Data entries

•••••

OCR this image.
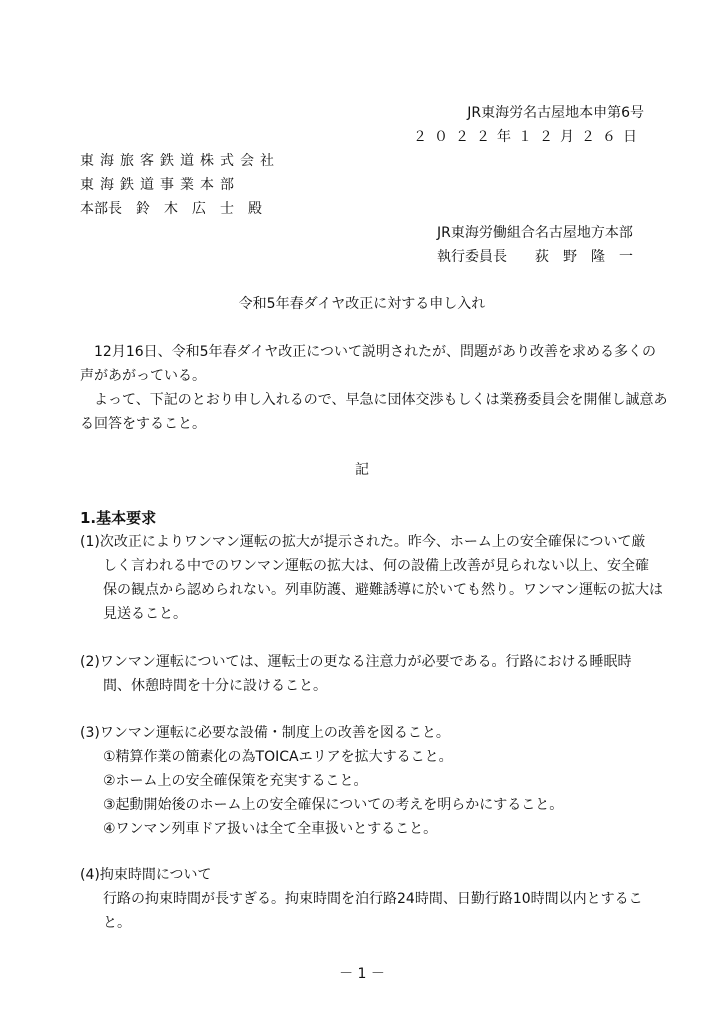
JR東海労名古屋地本申第6号
２０２２年１２月２６日
東海旅客鉄道株式会社
東海鉄道事業本部
本部長　鈴　木　広　士　殿
JR東海労働組合名古屋地方本部
執行委員長　　荻　野　隆　一
令和5年春ダイヤ改正に対する申し入れ
　12月16日、令和5年春ダイヤ改正について説明されたが、問題があり改善を求める多くの
声があがっている。
　よって、下記のとおり申し入れるので、早急に団体交渉もしくは業務委員会を開催し誠意あ
る回答をすること。
記
1.基本要求
(1)次改正によりワンマン運転の拡大が提示された。昨今、ホーム上の安全確保について厳
しく言われる中でのワンマン運転の拡大は、何の設備上改善が見られない以上、安全確
保の観点から認められない。列車防護、避難誘導に於いても然り。ワンマン運転の拡大は
見送ること。
(2)ワンマン運転については、運転士の更なる注意力が必要である。行路における睡眠時
間、休憩時間を十分に設けること。
(3)ワンマン運転に必要な設備・制度上の改善を図ること。
①精算作業の簡素化の為TOICAエリアを拡大すること。
②ホーム上の安全確保策を充実すること。
③起動開始後のホーム上の安全確保についての考えを明らかにすること。
④ワンマン列車ドア扱いは全て全車扱いとすること。
(4)拘束時間について
行路の拘束時間が長すぎる。拘束時間を泊行路24時間、日勤行路10時間以内とするこ
と。
－ 1 －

•••••

Work to do => Print all entries exactly. The images do not belong in the copy.

Output for this exercise =>
OCR this image.
JR東海労名古屋地本申第6号
２０２２年１２月２６日
東海旅客鉄道株式会社
東海鉄道事業本部
本部長　鈴　木　広　士　殿
JR東海労働組合名古屋地方本部
執行委員長　　荻　野　隆　一
令和5年春ダイヤ改正に対する申し入れ
　12月16日、令和5年春ダイヤ改正について説明されたが、問題があり改善を求める多くの
声があがっている。
　よって、下記のとおり申し入れるので、早急に団体交渉もしくは業務委員会を開催し誠意あ
る回答をすること。
記
1.基本要求
(1)次改正によりワンマン運転の拡大が提示された。昨今、ホーム上の安全確保について厳
しく言われる中でのワンマン運転の拡大は、何の設備上改善が見られない以上、安全確
保の観点から認められない。列車防護、避難誘導に於いても然り。ワンマン運転の拡大は
見送ること。
(2)ワンマン運転については、運転士の更なる注意力が必要である。行路における睡眠時
間、休憩時間を十分に設けること。
(3)ワンマン運転に必要な設備・制度上の改善を図ること。
①精算作業の簡素化の為TOICAエリアを拡大すること。
②ホーム上の安全確保策を充実すること。
③起動開始後のホーム上の安全確保についての考えを明らかにすること。
④ワンマン列車ドア扱いは全て全車扱いとすること。
(4)拘束時間について
行路の拘束時間が長すぎる。拘束時間を泊行路24時間、日勤行路10時間以内とするこ
と。
－ 1 －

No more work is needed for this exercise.